▶ _Dataset excerpts_
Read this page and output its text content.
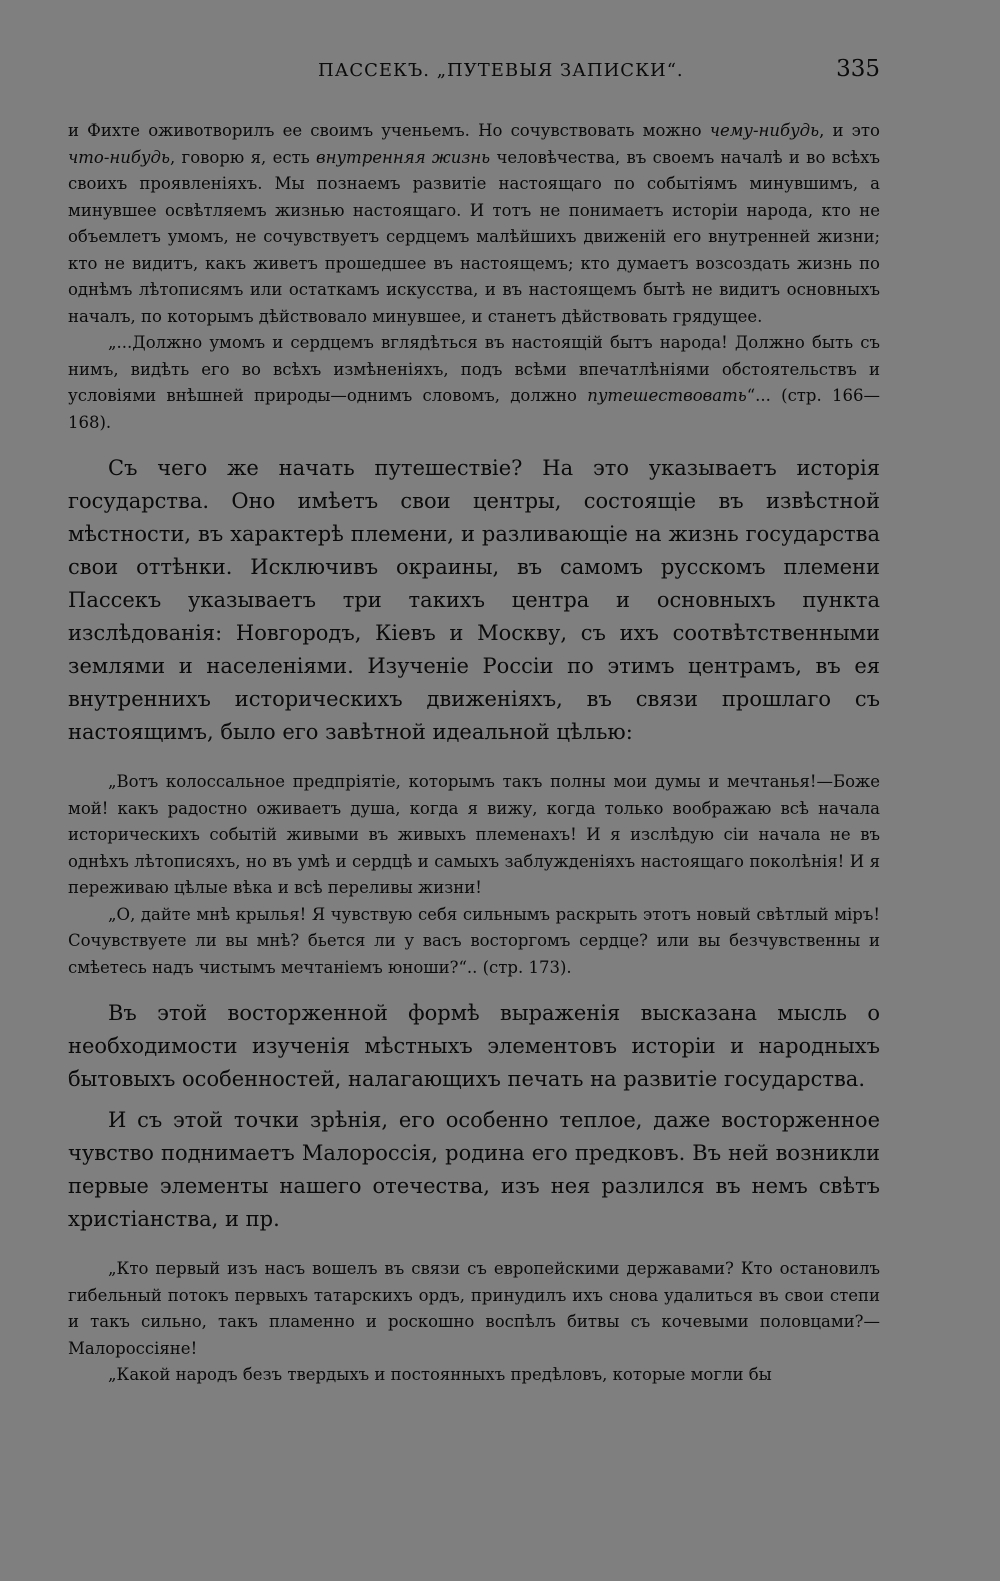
ПАССЕКЪ. „ПУТЕВЫЯ ЗАПИСКИ“.	335

и Фихте оживотворилъ ее своимъ ученьемъ. Но сочувствовать можно чему-нибудь, и это что-нибудь, говорю я, есть внутренняя жизнь человѣчества, въ своемъ началѣ и во всѣхъ своихъ проявленіяхъ. Мы познаемъ развитіе настоящаго по событіямъ минувшимъ, а минувшее освѣтляемъ жизнью настоящаго. И тотъ не понимаетъ исторіи народа, кто не объемлетъ умомъ, не сочувствуетъ сердцемъ малѣйшихъ движеній его внутренней жизни; кто не видитъ, какъ живетъ прошедшее въ настоящемъ; кто думаетъ возсоздать жизнь по однѣмъ лѣтописямъ или остаткамъ искусства, и въ настоящемъ бытѣ не видитъ основныхъ началъ, по которымъ дѣйствовало минувшее, и станетъ дѣйствовать грядущее.

„...Должно умомъ и сердцемъ вглядѣться въ настоящій бытъ народа! Должно быть съ нимъ, видѣть его во всѣхъ измѣненіяхъ, подъ всѣми впечатлѣніями обстоятельствъ и условіями внѣшней природы—однимъ словомъ, должно путешествовать“... (стр. 166—168).

Съ чего же начать путешествіе? На это указываетъ исторія государства. Оно имѣетъ свои центры, состоящіе въ извѣстной мѣстности, въ характерѣ племени, и разливающіе на жизнь государства свои оттѣнки. Исключивъ окраины, въ самомъ русскомъ племени Пассекъ указываетъ три такихъ центра и основныхъ пункта изслѣдованія: Новгородъ, Кіевъ и Москву, съ ихъ соотвѣтственными землями и населеніями. Изученіе Россіи по этимъ центрамъ, въ ея внутреннихъ историческихъ движеніяхъ, въ связи прошлаго съ настоящимъ, было его завѣтной идеальной цѣлью:

„Вотъ колоссальное предпріятіе, которымъ такъ полны мои думы и мечтанья!—Боже мой! какъ радостно оживаетъ душа, когда я вижу, когда только воображаю всѣ начала историческихъ событій живыми въ живыхъ племенахъ! И я изслѣдую сіи начала не въ однѣхъ лѣтописяхъ, но въ умѣ и сердцѣ и самыхъ заблужденіяхъ настоящаго поколѣнія! И я переживаю цѣлые вѣка и всѣ переливы жизни!

„О, дайте мнѣ крылья! Я чувствую себя сильнымъ раскрыть этотъ новый свѣтлый міръ! Сочувствуете ли вы мнѣ? бьется ли у васъ восторгомъ сердце? или вы безчувственны и смѣетесь надъ чистымъ мечтаніемъ юноши?“.. (стр. 173).

Въ этой восторженной формѣ выраженія высказана мысль о необходимости изученія мѣстныхъ элементовъ исторіи и народныхъ бытовыхъ особенностей, налагающихъ печать на развитіе государства.

И съ этой точки зрѣнія, его особенно теплое, даже восторженное чувство поднимаетъ Малороссія, родина его предковъ. Въ ней возникли первые элементы нашего отечества, изъ нея разлился въ немъ свѣтъ христіанства, и пр.

„Кто первый изъ насъ вошелъ въ связи съ европейскими державами? Кто остановилъ гибельный потокъ первыхъ татарскихъ ордъ, принудилъ ихъ снова удалиться въ свои степи и такъ сильно, такъ пламенно и роскошно воспѣлъ битвы съ кочевыми половцами?—Малороссіяне!

„Какой народъ безъ твердыхъ и постоянныхъ предѣловъ, которые могли бы
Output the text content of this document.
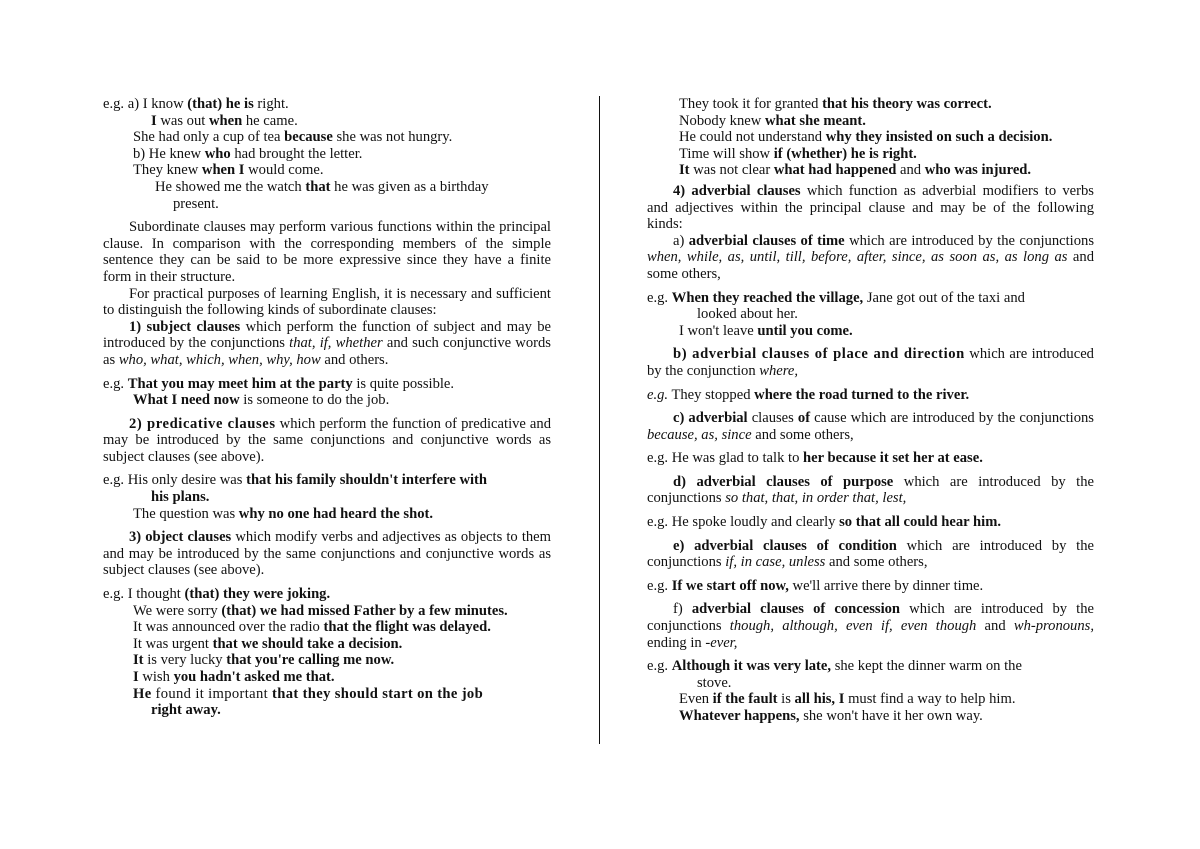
e.g. a) I know (that) he is right.
I was out when he came.
She had only a cup of tea because she was not hungry.
b) He knew who had brought the letter.
They knew when I would come.
He showed me the watch that he was given as a birthday
present.

Subordinate clauses may perform various functions within the principal clause. In comparison with the corresponding members of the simple sentence they can be said to be more expressive since they have a finite form in their structure.

For practical purposes of learning English, it is necessary and sufficient to distinguish the following kinds of subordinate clauses:

1) subject clauses which perform the function of subject and may be introduced by the conjunctions that, if, whether and such conjunctive words as who, what, which, when, why, how and others.

e.g. That you may meet him at the party is quite possible.
What I need now is someone to do the job.

2) predicative clauses which perform the function of predicative and may be introduced by the same conjunctions and conjunctive words as subject clauses (see above).

e.g. His only desire was that his family shouldn't interfere with
his plans.
The question was why no one had heard the shot.

3) object clauses which modify verbs and adjectives as objects to them and may be introduced by the same conjunctions and conjunctive words as subject clauses (see above).

e.g. I thought (that) they were joking.
We were sorry (that) we had missed Father by a few minutes.
It was announced over the radio that the flight was delayed.
It was urgent that we should take a decision.
It is very lucky that you're calling me now.
I wish you hadn't asked me that.
He found it important that they should start on the job
right away.
They took it for granted that his theory was correct.
Nobody knew what she meant.
He could not understand why they insisted on such a decision.
Time will show if (whether) he is right.
It was not clear what had happened and who was injured.

4) adverbial clauses which function as adverbial modifiers to verbs and adjectives within the principal clause and may be of the following kinds:

a) adverbial clauses of time which are introduced by the conjunctions when, while, as, until, till, before, after, since, as soon as, as long as and some others,

e.g. When they reached the village, Jane got out of the taxi and
looked about her.
I won't leave until you come.

b) adverbial clauses of place and direction which are introduced by the conjunction where,

e.g. They stopped where the road turned to the river.

c) adverbial clauses of cause which are introduced by the conjunctions because, as, since and some others,

e.g. He was glad to talk to her because it set her at ease.

d) adverbial clauses of purpose which are introduced by the conjunctions so that, that, in order that, lest,

e.g. He spoke loudly and clearly so that all could hear him.

e) adverbial clauses of condition which are introduced by the conjunctions if, in case, unless and some others,

e.g. If we start off now, we'll arrive there by dinner time.

f) adverbial clauses of concession which are introduced by the conjunctions though, although, even if, even though and wh-pronouns, ending in -ever,

e.g. Although it was very late, she kept the dinner warm on the
stove.
Even if the fault is all his, I must find a way to help him.
Whatever happens, she won't have it her own way.
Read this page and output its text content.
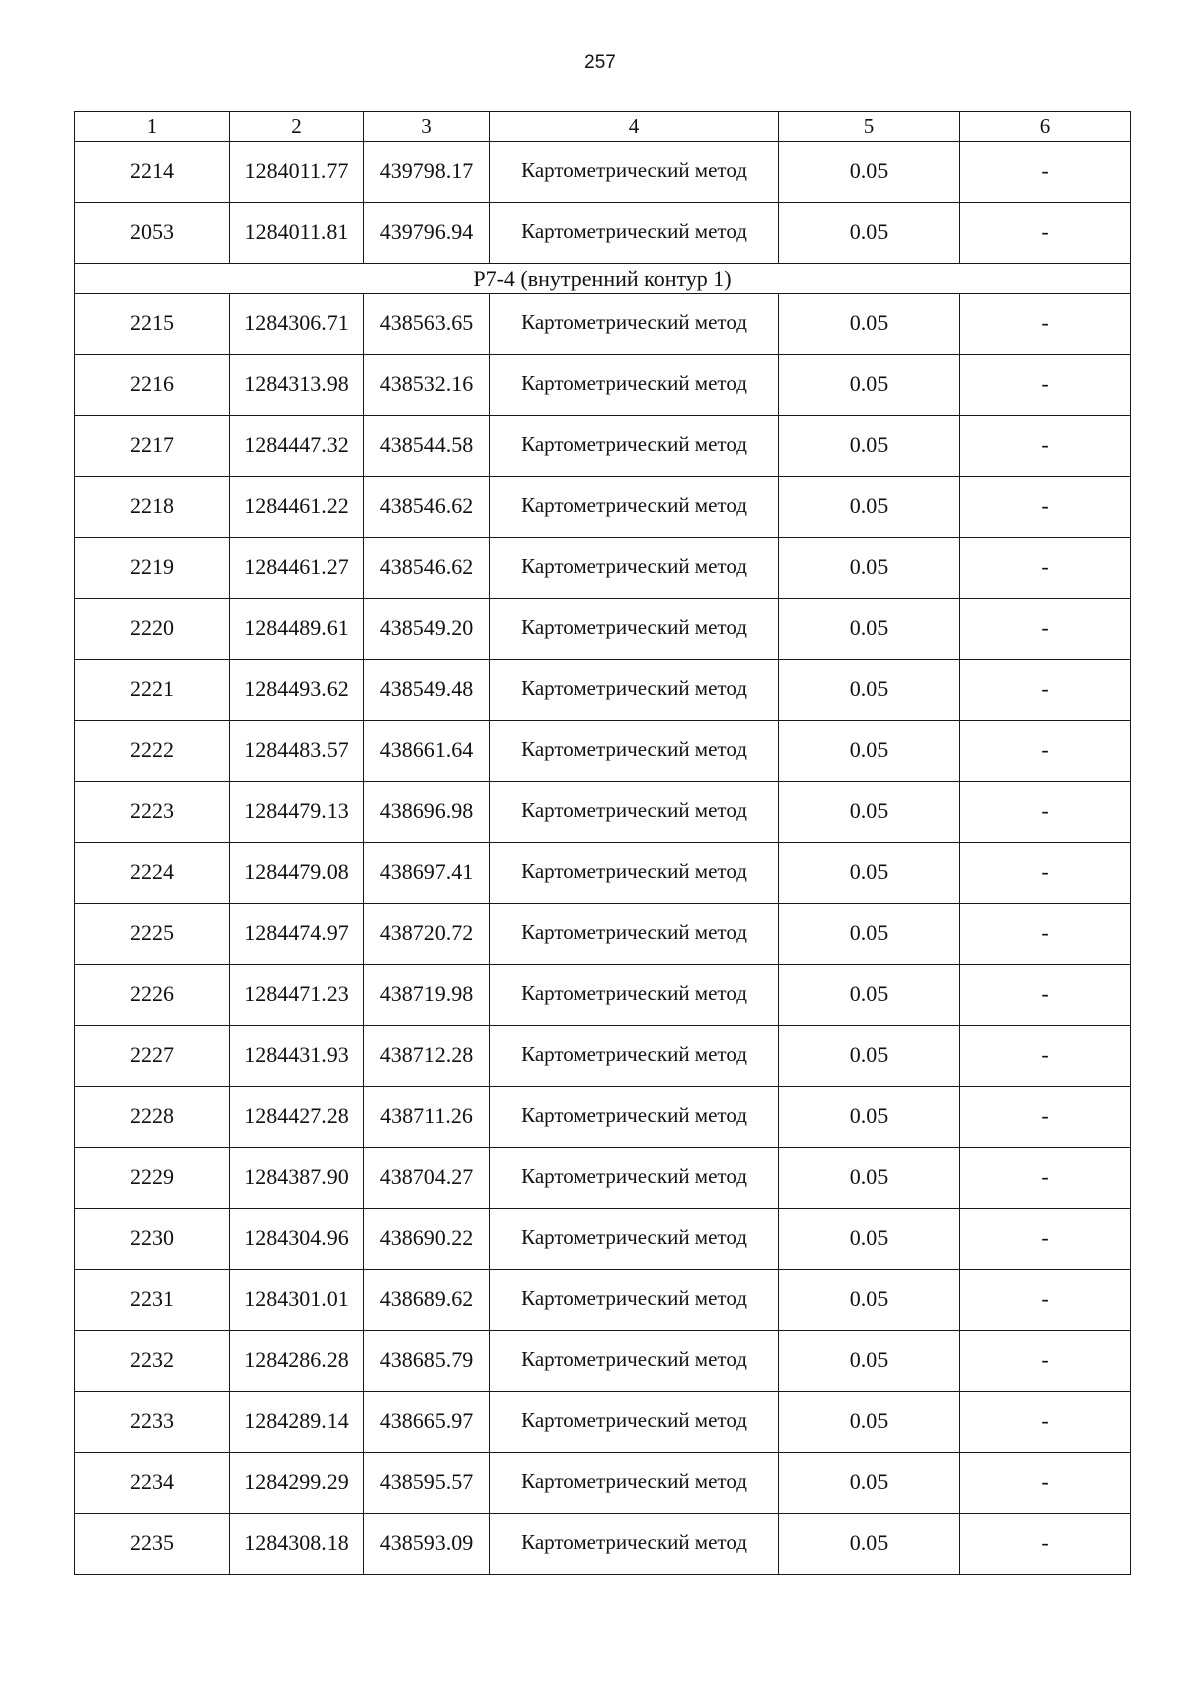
257
1	2	3	4	5	6
2214	1284011.77	439798.17	Картометрический метод	0.05	-
2053	1284011.81	439796.94	Картометрический метод	0.05	-
Р7-4 (внутренний контур 1)					
2215	1284306.71	438563.65	Картометрический метод	0.05	-
2216	1284313.98	438532.16	Картометрический метод	0.05	-
2217	1284447.32	438544.58	Картометрический метод	0.05	-
2218	1284461.22	438546.62	Картометрический метод	0.05	-
2219	1284461.27	438546.62	Картометрический метод	0.05	-
2220	1284489.61	438549.20	Картометрический метод	0.05	-
2221	1284493.62	438549.48	Картометрический метод	0.05	-
2222	1284483.57	438661.64	Картометрический метод	0.05	-
2223	1284479.13	438696.98	Картометрический метод	0.05	-
2224	1284479.08	438697.41	Картометрический метод	0.05	-
2225	1284474.97	438720.72	Картометрический метод	0.05	-
2226	1284471.23	438719.98	Картометрический метод	0.05	-
2227	1284431.93	438712.28	Картометрический метод	0.05	-
2228	1284427.28	438711.26	Картометрический метод	0.05	-
2229	1284387.90	438704.27	Картометрический метод	0.05	-
2230	1284304.96	438690.22	Картометрический метод	0.05	-
2231	1284301.01	438689.62	Картометрический метод	0.05	-
2232	1284286.28	438685.79	Картометрический метод	0.05	-
2233	1284289.14	438665.97	Картометрический метод	0.05	-
2234	1284299.29	438595.57	Картометрический метод	0.05	-
2235	1284308.18	438593.09	Картометрический метод	0.05	-
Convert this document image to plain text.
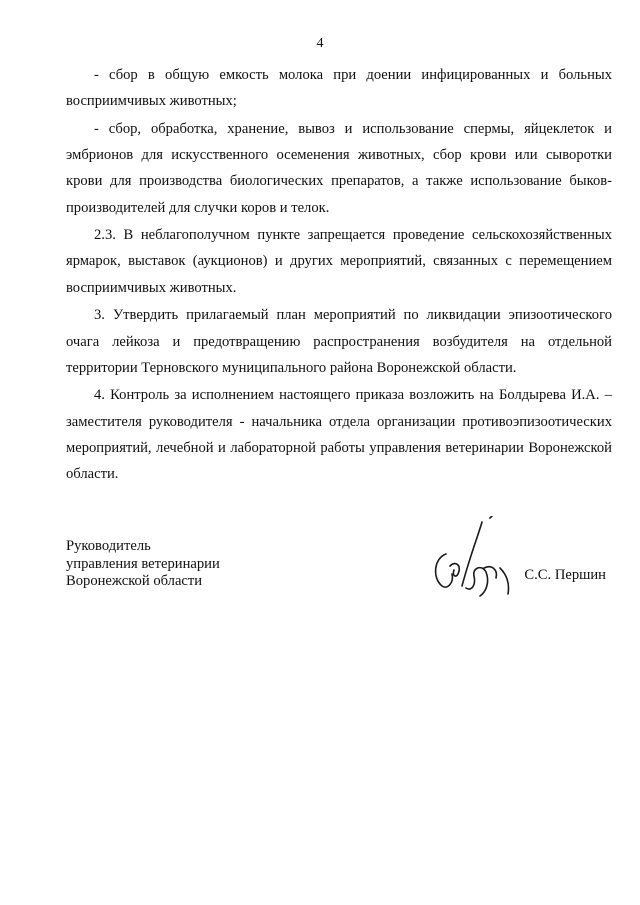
4

- сбор в общую емкость молока при доении инфицированных и больных восприимчивых животных;

- сбор, обработка, хранение, вывоз и использование спермы, яйцеклеток и эмбрионов для искусственного осеменения животных, сбор крови или сыворотки крови для производства биологических препаратов, а также использование быков-производителей для случки коров и телок.

2.3. В неблагополучном пункте запрещается проведение сельскохозяйственных ярмарок, выставок (аукционов) и других мероприятий, связанных с перемещением восприимчивых животных.

3. Утвердить прилагаемый план мероприятий по ликвидации эпизоотического очага лейкоза и предотвращению распространения возбудителя на отдельной территории Терновского муниципального района Воронежской области.

4. Контроль за исполнением настоящего приказа возложить на Болдырева И.А. – заместителя руководителя - начальника отдела организации противоэпизоотических мероприятий, лечебной и лабораторной работы управления ветеринарии Воронежской области.

Руководитель
управления ветеринарии
Воронежской области	С.С. Першин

▶ _What to do_
Report how many lines include the word "управления". Give nothing but the number.

▶ _Output below_
2